*Listing*
--- Begin ---

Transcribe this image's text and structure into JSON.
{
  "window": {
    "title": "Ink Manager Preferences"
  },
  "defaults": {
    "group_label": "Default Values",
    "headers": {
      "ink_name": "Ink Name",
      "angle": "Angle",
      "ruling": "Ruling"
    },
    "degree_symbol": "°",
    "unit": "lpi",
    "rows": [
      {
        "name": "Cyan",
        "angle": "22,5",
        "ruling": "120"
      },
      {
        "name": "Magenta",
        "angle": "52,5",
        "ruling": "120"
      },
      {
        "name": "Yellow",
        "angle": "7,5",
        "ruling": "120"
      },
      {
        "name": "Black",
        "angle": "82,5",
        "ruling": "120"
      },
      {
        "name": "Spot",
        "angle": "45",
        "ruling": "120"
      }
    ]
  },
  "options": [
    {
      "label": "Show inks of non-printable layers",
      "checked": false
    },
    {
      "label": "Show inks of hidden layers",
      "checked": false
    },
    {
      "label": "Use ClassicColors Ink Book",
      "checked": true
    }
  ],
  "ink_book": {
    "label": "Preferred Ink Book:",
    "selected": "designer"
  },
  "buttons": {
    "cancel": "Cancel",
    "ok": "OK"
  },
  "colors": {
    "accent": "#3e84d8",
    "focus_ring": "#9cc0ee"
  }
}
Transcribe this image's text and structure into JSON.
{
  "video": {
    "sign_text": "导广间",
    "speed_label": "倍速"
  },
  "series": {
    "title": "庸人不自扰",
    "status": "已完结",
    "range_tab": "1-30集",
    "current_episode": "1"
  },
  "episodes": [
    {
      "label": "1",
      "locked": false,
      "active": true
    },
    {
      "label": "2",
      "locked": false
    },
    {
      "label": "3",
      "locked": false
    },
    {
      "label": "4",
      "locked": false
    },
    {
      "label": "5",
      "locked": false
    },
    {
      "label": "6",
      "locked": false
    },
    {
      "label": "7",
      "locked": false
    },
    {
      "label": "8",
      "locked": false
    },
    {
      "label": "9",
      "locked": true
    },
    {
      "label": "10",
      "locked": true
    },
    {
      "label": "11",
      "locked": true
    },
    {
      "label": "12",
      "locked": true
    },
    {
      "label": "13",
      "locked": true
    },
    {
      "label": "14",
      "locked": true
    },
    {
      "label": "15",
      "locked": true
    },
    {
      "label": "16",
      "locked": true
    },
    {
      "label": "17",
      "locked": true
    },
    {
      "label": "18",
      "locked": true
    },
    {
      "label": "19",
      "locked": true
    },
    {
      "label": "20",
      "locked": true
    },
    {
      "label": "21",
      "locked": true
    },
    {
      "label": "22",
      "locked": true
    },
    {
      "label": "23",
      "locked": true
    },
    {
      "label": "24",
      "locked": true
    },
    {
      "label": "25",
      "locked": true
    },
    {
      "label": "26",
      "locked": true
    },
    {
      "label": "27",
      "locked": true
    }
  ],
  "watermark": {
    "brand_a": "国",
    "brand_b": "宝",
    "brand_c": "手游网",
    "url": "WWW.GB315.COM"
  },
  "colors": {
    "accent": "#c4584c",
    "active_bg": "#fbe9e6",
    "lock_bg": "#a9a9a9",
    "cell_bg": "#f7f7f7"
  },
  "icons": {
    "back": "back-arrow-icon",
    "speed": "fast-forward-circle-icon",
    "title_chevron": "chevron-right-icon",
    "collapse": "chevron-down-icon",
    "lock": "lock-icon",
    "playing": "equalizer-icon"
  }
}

--- End ---

*Short problem*
Exactly as written above, please repeat the entries.

*Task output*
Transcribe this image's text and structure into JSON.
{
  "window": {
    "title": "Ink Manager Preferences"
  },
  "defaults": {
    "group_label": "Default Values",
    "headers": {
      "ink_name": "Ink Name",
      "angle": "Angle",
      "ruling": "Ruling"
    },
    "degree_symbol": "°",
    "unit": "lpi",
    "rows": [
      {
        "name": "Cyan",
        "angle": "22,5",
        "ruling": "120"
      },
      {
        "name": "Magenta",
        "angle": "52,5",
        "ruling": "120"
      },
      {
        "name": "Yellow",
        "angle": "7,5",
        "ruling": "120"
      },
      {
        "name": "Black",
        "angle": "82,5",
        "ruling": "120"
      },
      {
        "name": "Spot",
        "angle": "45",
        "ruling": "120"
      }
    ]
  },
  "options": [
    {
      "label": "Show inks of non-printable layers",
      "checked": false
    },
    {
      "label": "Show inks of hidden layers",
      "checked": false
    },
    {
      "label": "Use ClassicColors Ink Book",
      "checked": true
    }
  ],
  "ink_book": {
    "label": "Preferred Ink Book:",
    "selected": "designer"
  },
  "buttons": {
    "cancel": "Cancel",
    "ok": "OK"
  },
  "colors": {
    "accent": "#3e84d8",
    "focus_ring": "#9cc0ee"
  }
}
Transcribe this image's text and structure into JSON.
{
  "video": {
    "sign_text": "导广间",
    "speed_label": "倍速"
  },
  "series": {
    "title": "庸人不自扰",
    "status": "已完结",
    "range_tab": "1-30集",
    "current_episode": "1"
  },
  "episodes": [
    {
      "label": "1",
      "locked": false,
      "active": true
    },
    {
      "label": "2",
      "locked": false
    },
    {
      "label": "3",
      "locked": false
    },
    {
      "label": "4",
      "locked": false
    },
    {
      "label": "5",
      "locked": false
    },
    {
      "label": "6",
      "locked": false
    },
    {
      "label": "7",
      "locked": false
    },
    {
      "label": "8",
      "locked": false
    },
    {
      "label": "9",
      "locked": true
    },
    {
      "label": "10",
      "locked": true
    },
    {
      "label": "11",
      "locked": true
    },
    {
      "label": "12",
      "locked": true
    },
    {
      "label": "13",
      "locked": true
    },
    {
      "label": "14",
      "locked": true
    },
    {
      "label": "15",
      "locked": true
    },
    {
      "label": "16",
      "locked": true
    },
    {
      "label": "17",
      "locked": true
    },
    {
      "label": "18",
      "locked": true
    },
    {
      "label": "19",
      "locked": true
    },
    {
      "label": "20",
      "locked": true
    },
    {
      "label": "21",
      "locked": true
    },
    {
      "label": "22",
      "locked": true
    },
    {
      "label": "23",
      "locked": true
    },
    {
      "label": "24",
      "locked": true
    },
    {
      "label": "25",
      "locked": true
    },
    {
      "label": "26",
      "locked": true
    },
    {
      "label": "27",
      "locked": true
    }
  ],
  "watermark": {
    "brand_a": "国",
    "brand_b": "宝",
    "brand_c": "手游网",
    "url": "WWW.GB315.COM"
  },
  "colors": {
    "accent": "#c4584c",
    "active_bg": "#fbe9e6",
    "lock_bg": "#a9a9a9",
    "cell_bg": "#f7f7f7"
  },
  "icons": {
    "back": "back-arrow-icon",
    "speed": "fast-forward-circle-icon",
    "title_chevron": "chevron-right-icon",
    "collapse": "chevron-down-icon",
    "lock": "lock-icon",
    "playing": "equalizer-icon"
  }
}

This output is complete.